→ DATA SHOWN:
## Begin
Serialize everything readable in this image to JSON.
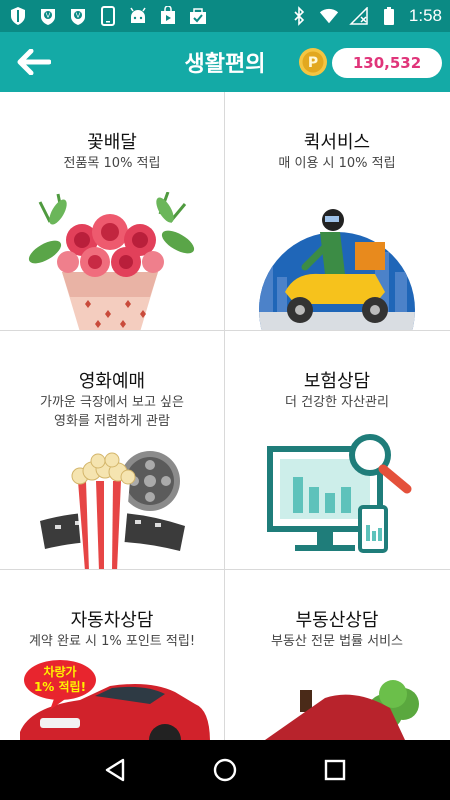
{
  "status_bar": {
    "time": "1:58",
    "icons": [
      "shield-icon",
      "badge-icon",
      "badge-icon",
      "phone-icon",
      "android-icon",
      "play-store-icon",
      "check-icon",
      "bluetooth-icon",
      "wifi-icon",
      "signal-off-icon",
      "battery-icon"
    ]
  },
  "app_bar": {
    "title": "생활편의",
    "points": "130,532",
    "coin_label": "P",
    "colors": {
      "background": "#14aaa6",
      "status": "#0b8a84",
      "points_text": "#e0357a"
    }
  },
  "tiles": [
    {
      "title": "꽃배달",
      "sub": "전품목  10% 적립",
      "art": "flower-bouquet-icon"
    },
    {
      "title": "퀵서비스",
      "sub": "매 이용 시 10% 적립",
      "art": "scooter-delivery-icon"
    },
    {
      "title": "영화예매",
      "sub": "가까운 극장에서 보고 싶은\n영화를 저렴하게 관람",
      "art": "popcorn-film-icon"
    },
    {
      "title": "보험상담",
      "sub": "더 건강한 자산관리",
      "art": "monitor-chart-icon"
    },
    {
      "title": "자동차상담",
      "sub": "계약 완료 시 1% 포인트 적립!",
      "art": "red-car-icon",
      "badge_line1": "차량가",
      "badge_line2": "1% 적립!"
    },
    {
      "title": "부동산상담",
      "sub": "부동산 전문 법률 서비스",
      "art": "house-icon"
    }
  ],
  "nav_bar": {
    "items": [
      "back-nav-icon",
      "home-nav-icon",
      "recents-nav-icon"
    ]
  }
}
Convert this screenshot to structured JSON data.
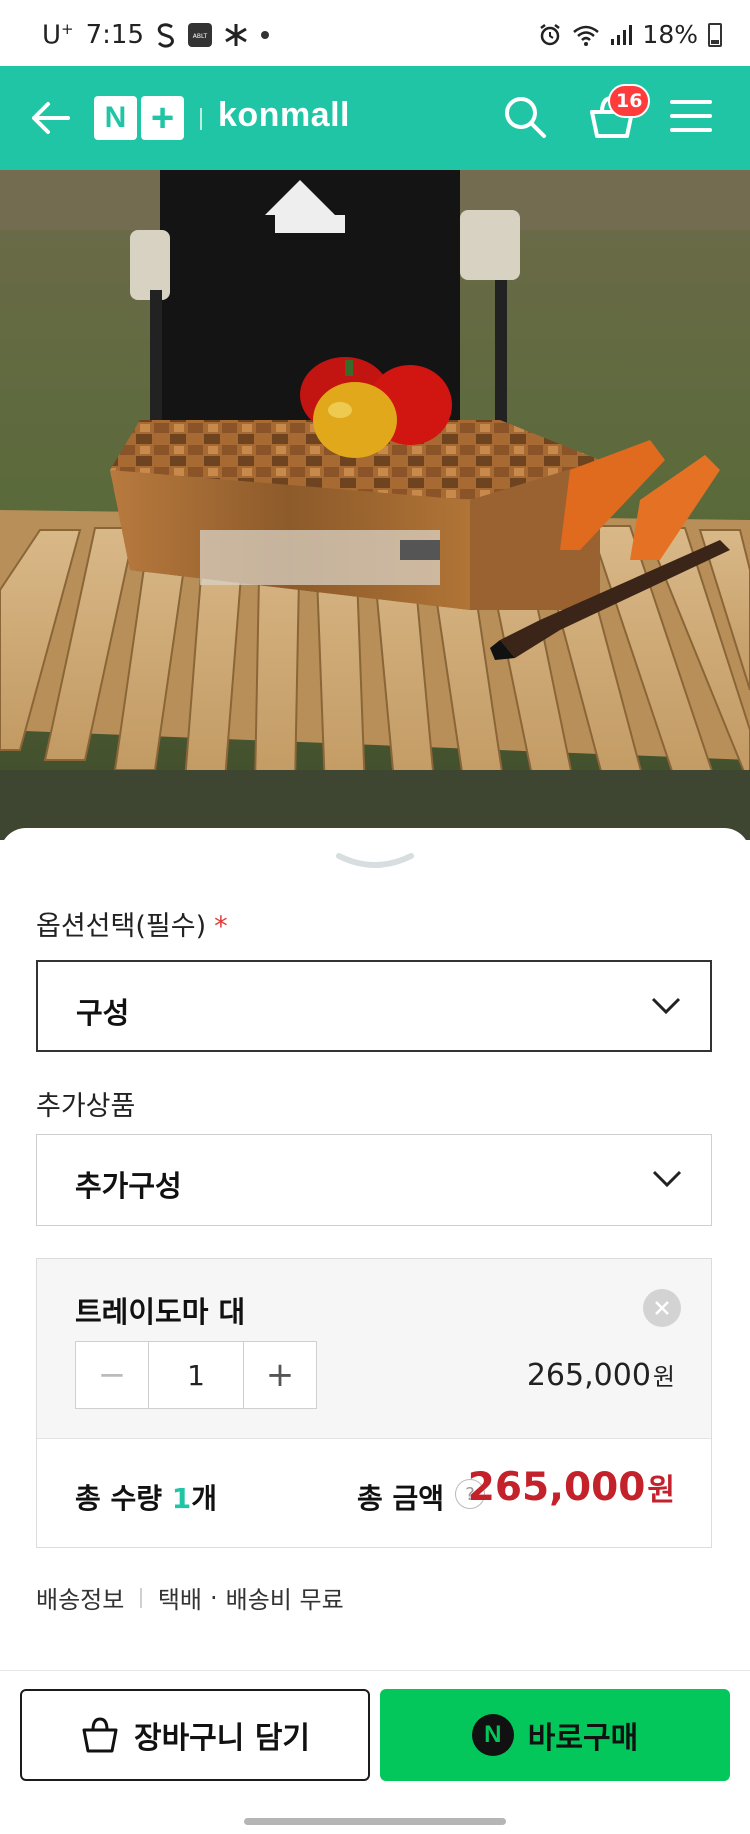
{
  "status_bar": {
    "carrier": "U",
    "carrier_sup": "+",
    "time": "7:15",
    "battery": "18%",
    "icons": [
      "s-icon",
      "ablt-app-icon",
      "asterisk-icon",
      "dot-icon",
      "alarm-icon",
      "wifi-icon",
      "signal-icon",
      "battery-icon"
    ]
  },
  "header": {
    "store_name": "konmall",
    "logo_n": "N",
    "logo_plus": "+",
    "cart_count": "16",
    "accent_color": "#20c5a5"
  },
  "options": {
    "label": "옵션선택(필수)",
    "required_mark": "*",
    "select_value": "구성"
  },
  "addon": {
    "label": "추가상품",
    "select_value": "추가구성"
  },
  "selected_item": {
    "name": "트레이도마 대",
    "quantity": "1",
    "minus": "−",
    "plus": "+",
    "price": "265,000",
    "price_unit": "원"
  },
  "totals": {
    "qty_label": "총 수량",
    "qty_value": "1",
    "qty_unit": "개",
    "amount_label": "총 금액",
    "help": "?",
    "amount": "265,000",
    "amount_unit": "원",
    "amount_color": "#c4222b"
  },
  "delivery": {
    "label": "배송정보",
    "method": "택배",
    "dot": "·",
    "fee": "배송비 무료"
  },
  "actions": {
    "cart_label": "장바구니 담기",
    "buy_label": "바로구매",
    "buy_color": "#03c75a"
  }
}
## End
→ WRITTEN INSTRUCTION: Looking at the records above, extract only the lines from the one with "Convert this screenshot" through the last line, exactly, with the pictures left out.

→ SOLUTION FOR THIS TASK:
Convert this screenshot to structured JSON data.
{
  "status_bar": {
    "carrier": "U",
    "carrier_sup": "+",
    "time": "7:15",
    "battery": "18%",
    "icons": [
      "s-icon",
      "ablt-app-icon",
      "asterisk-icon",
      "dot-icon",
      "alarm-icon",
      "wifi-icon",
      "signal-icon",
      "battery-icon"
    ]
  },
  "header": {
    "store_name": "konmall",
    "logo_n": "N",
    "logo_plus": "+",
    "cart_count": "16",
    "accent_color": "#20c5a5"
  },
  "options": {
    "label": "옵션선택(필수)",
    "required_mark": "*",
    "select_value": "구성"
  },
  "addon": {
    "label": "추가상품",
    "select_value": "추가구성"
  },
  "selected_item": {
    "name": "트레이도마 대",
    "quantity": "1",
    "minus": "−",
    "plus": "+",
    "price": "265,000",
    "price_unit": "원"
  },
  "totals": {
    "qty_label": "총 수량",
    "qty_value": "1",
    "qty_unit": "개",
    "amount_label": "총 금액",
    "help": "?",
    "amount": "265,000",
    "amount_unit": "원",
    "amount_color": "#c4222b"
  },
  "delivery": {
    "label": "배송정보",
    "method": "택배",
    "dot": "·",
    "fee": "배송비 무료"
  },
  "actions": {
    "cart_label": "장바구니 담기",
    "buy_label": "바로구매",
    "buy_color": "#03c75a"
  }
}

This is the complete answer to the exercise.